• AIM
Could you update the rows from the first one through the line containing "text-line: même la", both included, by replacing "text-segment" with "text-span" and leaving everything else unchanged? Give back only those lines.
═══ SOURCE DATA ═══
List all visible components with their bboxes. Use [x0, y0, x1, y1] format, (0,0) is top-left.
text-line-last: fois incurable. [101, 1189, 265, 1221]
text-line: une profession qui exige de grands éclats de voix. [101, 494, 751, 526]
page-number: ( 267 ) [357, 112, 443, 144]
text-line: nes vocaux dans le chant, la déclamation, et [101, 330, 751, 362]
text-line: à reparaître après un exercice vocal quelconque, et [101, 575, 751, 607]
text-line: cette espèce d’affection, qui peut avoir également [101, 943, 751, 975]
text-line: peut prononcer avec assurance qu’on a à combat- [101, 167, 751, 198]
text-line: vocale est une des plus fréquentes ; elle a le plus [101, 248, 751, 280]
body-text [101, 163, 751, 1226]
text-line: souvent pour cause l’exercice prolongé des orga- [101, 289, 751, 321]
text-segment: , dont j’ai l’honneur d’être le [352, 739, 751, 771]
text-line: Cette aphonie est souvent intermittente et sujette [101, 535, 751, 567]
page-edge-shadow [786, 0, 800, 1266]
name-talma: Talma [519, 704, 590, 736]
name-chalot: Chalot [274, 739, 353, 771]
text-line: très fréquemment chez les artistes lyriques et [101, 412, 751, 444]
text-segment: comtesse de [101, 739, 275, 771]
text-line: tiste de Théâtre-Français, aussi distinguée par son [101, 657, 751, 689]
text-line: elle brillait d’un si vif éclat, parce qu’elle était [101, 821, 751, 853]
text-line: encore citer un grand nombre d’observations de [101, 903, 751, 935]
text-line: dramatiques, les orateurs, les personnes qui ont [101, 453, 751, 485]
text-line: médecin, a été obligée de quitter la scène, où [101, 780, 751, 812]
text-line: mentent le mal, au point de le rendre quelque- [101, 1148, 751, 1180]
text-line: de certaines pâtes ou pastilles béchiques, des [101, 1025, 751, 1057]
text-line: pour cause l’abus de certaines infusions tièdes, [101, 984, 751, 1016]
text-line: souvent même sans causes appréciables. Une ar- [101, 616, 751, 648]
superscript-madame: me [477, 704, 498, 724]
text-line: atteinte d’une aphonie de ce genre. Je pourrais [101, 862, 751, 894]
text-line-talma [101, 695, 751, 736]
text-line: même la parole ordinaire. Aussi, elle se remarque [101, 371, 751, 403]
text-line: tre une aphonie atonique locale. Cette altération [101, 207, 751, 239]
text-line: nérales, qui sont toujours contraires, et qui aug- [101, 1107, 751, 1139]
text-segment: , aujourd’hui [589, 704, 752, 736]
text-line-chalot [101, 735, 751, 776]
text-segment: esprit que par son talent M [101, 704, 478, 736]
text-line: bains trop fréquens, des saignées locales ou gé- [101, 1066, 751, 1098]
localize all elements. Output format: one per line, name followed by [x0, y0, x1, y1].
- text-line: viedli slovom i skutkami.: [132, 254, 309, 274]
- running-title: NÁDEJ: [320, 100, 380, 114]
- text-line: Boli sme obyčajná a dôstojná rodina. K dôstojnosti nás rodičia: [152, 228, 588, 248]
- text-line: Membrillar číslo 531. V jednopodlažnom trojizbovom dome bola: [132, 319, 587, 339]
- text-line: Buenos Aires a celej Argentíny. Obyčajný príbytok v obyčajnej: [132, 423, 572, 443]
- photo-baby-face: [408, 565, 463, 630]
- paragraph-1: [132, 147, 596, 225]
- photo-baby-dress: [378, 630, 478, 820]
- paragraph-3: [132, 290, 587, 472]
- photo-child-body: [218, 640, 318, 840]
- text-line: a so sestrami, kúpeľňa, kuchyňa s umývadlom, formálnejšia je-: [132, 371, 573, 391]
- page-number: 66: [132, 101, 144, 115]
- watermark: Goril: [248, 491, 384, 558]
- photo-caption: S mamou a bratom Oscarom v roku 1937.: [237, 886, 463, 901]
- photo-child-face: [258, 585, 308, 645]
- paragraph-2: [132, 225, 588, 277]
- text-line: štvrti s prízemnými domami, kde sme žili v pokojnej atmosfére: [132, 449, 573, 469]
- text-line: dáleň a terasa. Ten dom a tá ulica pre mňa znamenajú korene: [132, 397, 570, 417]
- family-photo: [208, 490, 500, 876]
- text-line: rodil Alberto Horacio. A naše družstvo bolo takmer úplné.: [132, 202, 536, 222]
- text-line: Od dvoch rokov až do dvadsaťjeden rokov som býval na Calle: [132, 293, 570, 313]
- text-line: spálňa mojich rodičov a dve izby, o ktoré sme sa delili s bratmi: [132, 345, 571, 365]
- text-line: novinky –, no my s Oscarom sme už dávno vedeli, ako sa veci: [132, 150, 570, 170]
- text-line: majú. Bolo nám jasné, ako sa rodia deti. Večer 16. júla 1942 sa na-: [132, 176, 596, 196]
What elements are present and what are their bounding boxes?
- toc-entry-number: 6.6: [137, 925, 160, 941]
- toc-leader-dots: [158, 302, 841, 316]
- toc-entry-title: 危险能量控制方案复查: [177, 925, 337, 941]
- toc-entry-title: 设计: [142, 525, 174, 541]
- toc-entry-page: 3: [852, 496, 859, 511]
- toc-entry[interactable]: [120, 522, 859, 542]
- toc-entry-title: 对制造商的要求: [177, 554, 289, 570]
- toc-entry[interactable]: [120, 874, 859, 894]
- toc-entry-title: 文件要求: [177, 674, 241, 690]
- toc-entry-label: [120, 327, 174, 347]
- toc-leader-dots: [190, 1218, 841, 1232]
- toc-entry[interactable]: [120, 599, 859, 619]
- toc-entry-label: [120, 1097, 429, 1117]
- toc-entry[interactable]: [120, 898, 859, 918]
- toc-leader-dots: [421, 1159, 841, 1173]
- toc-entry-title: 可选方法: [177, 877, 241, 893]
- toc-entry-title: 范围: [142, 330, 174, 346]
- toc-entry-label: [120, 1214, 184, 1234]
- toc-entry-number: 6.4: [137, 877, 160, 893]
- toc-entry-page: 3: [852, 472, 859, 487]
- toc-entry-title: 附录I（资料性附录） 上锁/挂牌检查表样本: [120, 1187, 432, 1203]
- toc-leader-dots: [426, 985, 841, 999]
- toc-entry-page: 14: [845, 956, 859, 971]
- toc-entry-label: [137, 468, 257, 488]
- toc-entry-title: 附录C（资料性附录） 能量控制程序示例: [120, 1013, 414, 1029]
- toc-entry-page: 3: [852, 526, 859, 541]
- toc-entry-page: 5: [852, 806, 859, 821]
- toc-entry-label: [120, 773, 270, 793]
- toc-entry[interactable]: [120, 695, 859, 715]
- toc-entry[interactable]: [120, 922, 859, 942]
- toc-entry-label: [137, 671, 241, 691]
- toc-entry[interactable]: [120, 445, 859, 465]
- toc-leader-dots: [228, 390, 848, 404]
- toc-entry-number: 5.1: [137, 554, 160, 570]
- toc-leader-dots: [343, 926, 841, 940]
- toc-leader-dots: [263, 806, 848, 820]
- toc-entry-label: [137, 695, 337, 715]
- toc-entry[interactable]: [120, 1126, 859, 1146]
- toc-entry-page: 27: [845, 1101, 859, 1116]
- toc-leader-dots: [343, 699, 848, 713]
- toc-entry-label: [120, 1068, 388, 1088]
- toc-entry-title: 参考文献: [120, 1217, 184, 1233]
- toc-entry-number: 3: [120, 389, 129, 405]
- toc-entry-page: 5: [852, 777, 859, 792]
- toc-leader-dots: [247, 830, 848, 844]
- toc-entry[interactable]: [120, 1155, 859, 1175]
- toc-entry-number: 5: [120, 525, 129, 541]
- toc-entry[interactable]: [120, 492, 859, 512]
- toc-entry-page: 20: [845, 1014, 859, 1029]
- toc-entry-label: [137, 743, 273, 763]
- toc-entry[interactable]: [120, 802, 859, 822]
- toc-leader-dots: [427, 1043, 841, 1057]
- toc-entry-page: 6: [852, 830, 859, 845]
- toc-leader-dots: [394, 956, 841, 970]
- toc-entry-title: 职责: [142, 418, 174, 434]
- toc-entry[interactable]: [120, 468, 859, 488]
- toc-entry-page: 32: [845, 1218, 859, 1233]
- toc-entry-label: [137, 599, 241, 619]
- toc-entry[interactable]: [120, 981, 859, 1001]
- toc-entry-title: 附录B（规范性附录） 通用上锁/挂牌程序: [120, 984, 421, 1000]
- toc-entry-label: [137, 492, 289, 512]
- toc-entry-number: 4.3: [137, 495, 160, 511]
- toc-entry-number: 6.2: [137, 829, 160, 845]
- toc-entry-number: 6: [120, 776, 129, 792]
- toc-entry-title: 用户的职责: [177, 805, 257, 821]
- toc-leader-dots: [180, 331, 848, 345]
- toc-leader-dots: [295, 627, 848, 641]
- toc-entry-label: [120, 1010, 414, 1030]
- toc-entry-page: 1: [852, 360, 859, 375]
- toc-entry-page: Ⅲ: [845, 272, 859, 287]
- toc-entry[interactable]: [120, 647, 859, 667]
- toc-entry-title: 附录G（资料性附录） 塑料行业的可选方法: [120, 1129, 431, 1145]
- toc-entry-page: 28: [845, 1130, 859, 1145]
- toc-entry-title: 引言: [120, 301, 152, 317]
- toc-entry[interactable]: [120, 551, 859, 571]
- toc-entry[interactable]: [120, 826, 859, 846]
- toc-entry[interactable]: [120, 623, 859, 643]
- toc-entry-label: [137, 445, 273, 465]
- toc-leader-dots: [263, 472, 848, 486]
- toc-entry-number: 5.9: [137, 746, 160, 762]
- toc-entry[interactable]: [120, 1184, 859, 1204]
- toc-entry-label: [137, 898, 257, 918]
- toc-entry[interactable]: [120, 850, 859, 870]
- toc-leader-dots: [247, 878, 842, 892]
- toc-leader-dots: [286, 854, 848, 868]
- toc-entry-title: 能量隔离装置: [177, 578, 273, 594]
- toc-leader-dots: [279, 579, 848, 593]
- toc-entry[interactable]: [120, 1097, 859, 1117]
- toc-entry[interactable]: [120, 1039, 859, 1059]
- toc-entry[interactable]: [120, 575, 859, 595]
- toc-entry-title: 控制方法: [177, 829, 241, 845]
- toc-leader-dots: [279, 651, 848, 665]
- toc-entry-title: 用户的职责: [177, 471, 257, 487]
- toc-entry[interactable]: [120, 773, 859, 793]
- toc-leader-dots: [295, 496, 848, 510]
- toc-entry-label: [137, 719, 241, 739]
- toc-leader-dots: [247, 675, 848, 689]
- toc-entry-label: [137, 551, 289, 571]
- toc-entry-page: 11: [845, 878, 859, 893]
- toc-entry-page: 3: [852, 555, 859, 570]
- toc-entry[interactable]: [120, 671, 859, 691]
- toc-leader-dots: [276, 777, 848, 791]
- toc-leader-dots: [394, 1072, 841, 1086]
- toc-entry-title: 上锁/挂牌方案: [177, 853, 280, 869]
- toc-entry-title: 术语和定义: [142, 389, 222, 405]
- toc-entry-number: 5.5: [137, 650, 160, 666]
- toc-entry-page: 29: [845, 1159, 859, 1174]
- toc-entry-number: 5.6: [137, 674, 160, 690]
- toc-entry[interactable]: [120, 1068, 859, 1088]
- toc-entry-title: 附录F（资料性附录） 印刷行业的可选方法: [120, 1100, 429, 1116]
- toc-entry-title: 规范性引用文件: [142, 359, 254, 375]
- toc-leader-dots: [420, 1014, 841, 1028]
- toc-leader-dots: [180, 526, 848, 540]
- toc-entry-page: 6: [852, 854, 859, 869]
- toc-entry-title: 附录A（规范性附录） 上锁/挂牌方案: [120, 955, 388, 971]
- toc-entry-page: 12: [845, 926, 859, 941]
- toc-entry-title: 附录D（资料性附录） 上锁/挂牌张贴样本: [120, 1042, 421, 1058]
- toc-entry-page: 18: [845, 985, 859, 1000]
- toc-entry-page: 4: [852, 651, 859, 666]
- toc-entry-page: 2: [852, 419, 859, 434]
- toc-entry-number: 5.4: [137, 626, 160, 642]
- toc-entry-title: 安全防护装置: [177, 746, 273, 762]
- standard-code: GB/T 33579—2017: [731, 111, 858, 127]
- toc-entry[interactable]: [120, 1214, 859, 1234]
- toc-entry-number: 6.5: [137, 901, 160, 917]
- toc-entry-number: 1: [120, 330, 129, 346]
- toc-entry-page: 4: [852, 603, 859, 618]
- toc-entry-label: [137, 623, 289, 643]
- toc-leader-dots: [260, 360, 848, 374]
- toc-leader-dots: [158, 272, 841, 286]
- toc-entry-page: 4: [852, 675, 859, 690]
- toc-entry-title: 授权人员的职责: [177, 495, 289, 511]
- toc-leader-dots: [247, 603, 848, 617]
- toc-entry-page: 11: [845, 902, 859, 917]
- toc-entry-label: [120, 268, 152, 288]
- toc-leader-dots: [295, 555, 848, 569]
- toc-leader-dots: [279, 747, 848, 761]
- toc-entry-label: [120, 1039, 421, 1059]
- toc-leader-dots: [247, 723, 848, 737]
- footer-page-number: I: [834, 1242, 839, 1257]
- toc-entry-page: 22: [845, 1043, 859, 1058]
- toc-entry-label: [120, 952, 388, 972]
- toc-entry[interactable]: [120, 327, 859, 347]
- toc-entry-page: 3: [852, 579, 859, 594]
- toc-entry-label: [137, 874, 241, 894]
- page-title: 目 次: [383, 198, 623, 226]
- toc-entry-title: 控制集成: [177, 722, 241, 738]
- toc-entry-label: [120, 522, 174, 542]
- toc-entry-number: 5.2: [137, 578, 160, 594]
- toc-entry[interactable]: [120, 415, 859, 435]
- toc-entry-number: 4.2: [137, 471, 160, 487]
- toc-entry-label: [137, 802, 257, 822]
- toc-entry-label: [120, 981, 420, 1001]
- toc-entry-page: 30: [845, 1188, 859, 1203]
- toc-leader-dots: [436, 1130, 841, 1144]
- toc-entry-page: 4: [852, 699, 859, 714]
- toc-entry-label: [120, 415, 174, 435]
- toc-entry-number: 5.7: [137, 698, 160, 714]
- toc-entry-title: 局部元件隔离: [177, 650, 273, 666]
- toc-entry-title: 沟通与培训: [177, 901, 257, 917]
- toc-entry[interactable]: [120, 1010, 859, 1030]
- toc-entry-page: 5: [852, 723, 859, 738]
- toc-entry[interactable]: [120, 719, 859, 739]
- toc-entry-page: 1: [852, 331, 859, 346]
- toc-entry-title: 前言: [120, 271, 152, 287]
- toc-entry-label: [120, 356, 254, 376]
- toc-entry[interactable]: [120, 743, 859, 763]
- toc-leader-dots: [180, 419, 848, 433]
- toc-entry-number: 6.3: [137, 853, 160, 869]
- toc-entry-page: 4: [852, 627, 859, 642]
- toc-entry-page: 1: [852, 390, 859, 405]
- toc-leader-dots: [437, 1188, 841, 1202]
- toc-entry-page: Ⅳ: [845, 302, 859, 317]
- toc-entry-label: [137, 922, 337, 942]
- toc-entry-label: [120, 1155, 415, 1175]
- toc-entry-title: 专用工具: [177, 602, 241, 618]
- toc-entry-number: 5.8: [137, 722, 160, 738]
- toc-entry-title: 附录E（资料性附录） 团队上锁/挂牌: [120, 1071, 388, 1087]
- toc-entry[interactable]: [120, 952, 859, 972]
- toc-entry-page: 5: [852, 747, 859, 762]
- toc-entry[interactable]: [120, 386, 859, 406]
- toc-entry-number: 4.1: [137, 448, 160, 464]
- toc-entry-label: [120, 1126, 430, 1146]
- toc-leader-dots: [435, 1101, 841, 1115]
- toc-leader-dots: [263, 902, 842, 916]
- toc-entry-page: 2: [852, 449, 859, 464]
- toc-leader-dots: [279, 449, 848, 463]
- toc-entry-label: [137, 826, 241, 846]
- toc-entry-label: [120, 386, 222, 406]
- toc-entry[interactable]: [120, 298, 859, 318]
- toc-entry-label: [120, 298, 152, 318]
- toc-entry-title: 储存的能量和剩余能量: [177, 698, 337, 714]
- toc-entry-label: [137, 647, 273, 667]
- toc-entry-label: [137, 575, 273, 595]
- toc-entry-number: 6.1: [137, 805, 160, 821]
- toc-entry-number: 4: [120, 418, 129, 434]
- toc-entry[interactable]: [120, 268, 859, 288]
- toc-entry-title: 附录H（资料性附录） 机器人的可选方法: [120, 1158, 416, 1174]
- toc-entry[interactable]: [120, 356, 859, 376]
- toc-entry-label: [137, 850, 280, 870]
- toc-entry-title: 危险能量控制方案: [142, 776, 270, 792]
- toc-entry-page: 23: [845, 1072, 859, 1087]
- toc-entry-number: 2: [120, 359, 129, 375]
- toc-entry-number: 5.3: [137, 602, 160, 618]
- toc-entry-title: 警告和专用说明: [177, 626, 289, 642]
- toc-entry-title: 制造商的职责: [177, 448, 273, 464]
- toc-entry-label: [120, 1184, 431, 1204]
═══
• RESPONSE TO THIS EXERCISE
List all visible components with their bboxes. Use [x0, y0, x1, y1] format, (0,0) is top-left.
text-line-last: fois incurable. [101, 1189, 265, 1221]
text-line: une profession qui exige de grands éclats de voix. [101, 494, 751, 526]
page-number: ( 267 ) [357, 112, 443, 144]
text-line: nes vocaux dans le chant, la déclamation, et [101, 330, 751, 362]
text-line: à reparaître après un exercice vocal quelconque, et [101, 575, 751, 607]
text-line: cette espèce d’affection, qui peut avoir également [101, 943, 751, 975]
text-line: peut prononcer avec assurance qu’on a à combat- [101, 167, 751, 198]
text-line: vocale est une des plus fréquentes ; elle a le plus [101, 248, 751, 280]
body-text [101, 163, 751, 1226]
text-line: souvent pour cause l’exercice prolongé des orga- [101, 289, 751, 321]
text-span: , dont j’ai l’honneur d’être le [352, 739, 751, 771]
text-line: Cette aphonie est souvent intermittente et sujette [101, 535, 751, 567]
page-edge-shadow [786, 0, 800, 1266]
name-talma: Talma [519, 704, 590, 736]
name-chalot: Chalot [274, 739, 353, 771]
text-line: très fréquemment chez les artistes lyriques et [101, 412, 751, 444]
text-span: comtesse de [101, 739, 275, 771]
text-line: tiste de Théâtre-Français, aussi distinguée par son [101, 657, 751, 689]
text-line: elle brillait d’un si vif éclat, parce qu’elle était [101, 821, 751, 853]
text-line: encore citer un grand nombre d’observations de [101, 903, 751, 935]
text-line: dramatiques, les orateurs, les personnes qui ont [101, 453, 751, 485]
text-line: médecin, a été obligée de quitter la scène, où [101, 780, 751, 812]
text-line: mentent le mal, au point de le rendre quelque- [101, 1148, 751, 1180]
text-line: de certaines pâtes ou pastilles béchiques, des [101, 1025, 751, 1057]
text-line: pour cause l’abus de certaines infusions tièdes, [101, 984, 751, 1016]
text-line: souvent même sans causes appréciables. Une ar- [101, 616, 751, 648]
superscript-madame: me [477, 704, 498, 724]
text-line: atteinte d’une aphonie de ce genre. Je pourrais [101, 862, 751, 894]
text-line-talma [101, 695, 751, 736]
text-line: même la parole ordinaire. Aussi, elle se remarque [101, 371, 751, 403]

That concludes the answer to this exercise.